= Task description =
Repeat the listing word for word. No pictures belong in the copy.

--- START OF Stored data ---

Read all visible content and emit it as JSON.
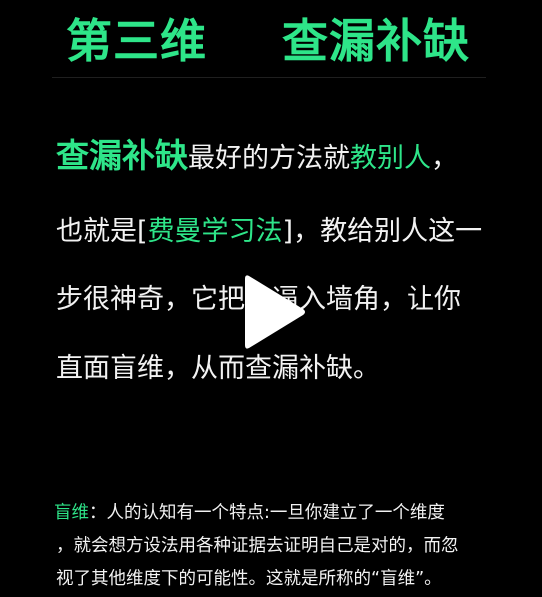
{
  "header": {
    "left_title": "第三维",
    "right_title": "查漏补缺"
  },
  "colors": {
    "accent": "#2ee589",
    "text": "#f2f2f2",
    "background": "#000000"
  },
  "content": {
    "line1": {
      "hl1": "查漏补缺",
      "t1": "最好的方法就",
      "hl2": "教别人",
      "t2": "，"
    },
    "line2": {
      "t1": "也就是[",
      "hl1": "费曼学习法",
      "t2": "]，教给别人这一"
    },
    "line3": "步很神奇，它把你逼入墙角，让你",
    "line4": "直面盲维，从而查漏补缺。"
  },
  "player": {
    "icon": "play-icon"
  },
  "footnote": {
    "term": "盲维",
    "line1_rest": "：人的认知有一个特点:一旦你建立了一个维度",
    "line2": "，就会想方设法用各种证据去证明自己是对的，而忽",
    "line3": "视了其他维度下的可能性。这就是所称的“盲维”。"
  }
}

--- END OF Stored data ---

= Complete output =
Read all visible content and emit it as JSON.
{
  "header": {
    "left_title": "第三维",
    "right_title": "查漏补缺"
  },
  "colors": {
    "accent": "#2ee589",
    "text": "#f2f2f2",
    "background": "#000000"
  },
  "content": {
    "line1": {
      "hl1": "查漏补缺",
      "t1": "最好的方法就",
      "hl2": "教别人",
      "t2": "，"
    },
    "line2": {
      "t1": "也就是[",
      "hl1": "费曼学习法",
      "t2": "]，教给别人这一"
    },
    "line3": "步很神奇，它把你逼入墙角，让你",
    "line4": "直面盲维，从而查漏补缺。"
  },
  "player": {
    "icon": "play-icon"
  },
  "footnote": {
    "term": "盲维",
    "line1_rest": "：人的认知有一个特点:一旦你建立了一个维度",
    "line2": "，就会想方设法用各种证据去证明自己是对的，而忽",
    "line3": "视了其他维度下的可能性。这就是所称的“盲维”。"
  }
}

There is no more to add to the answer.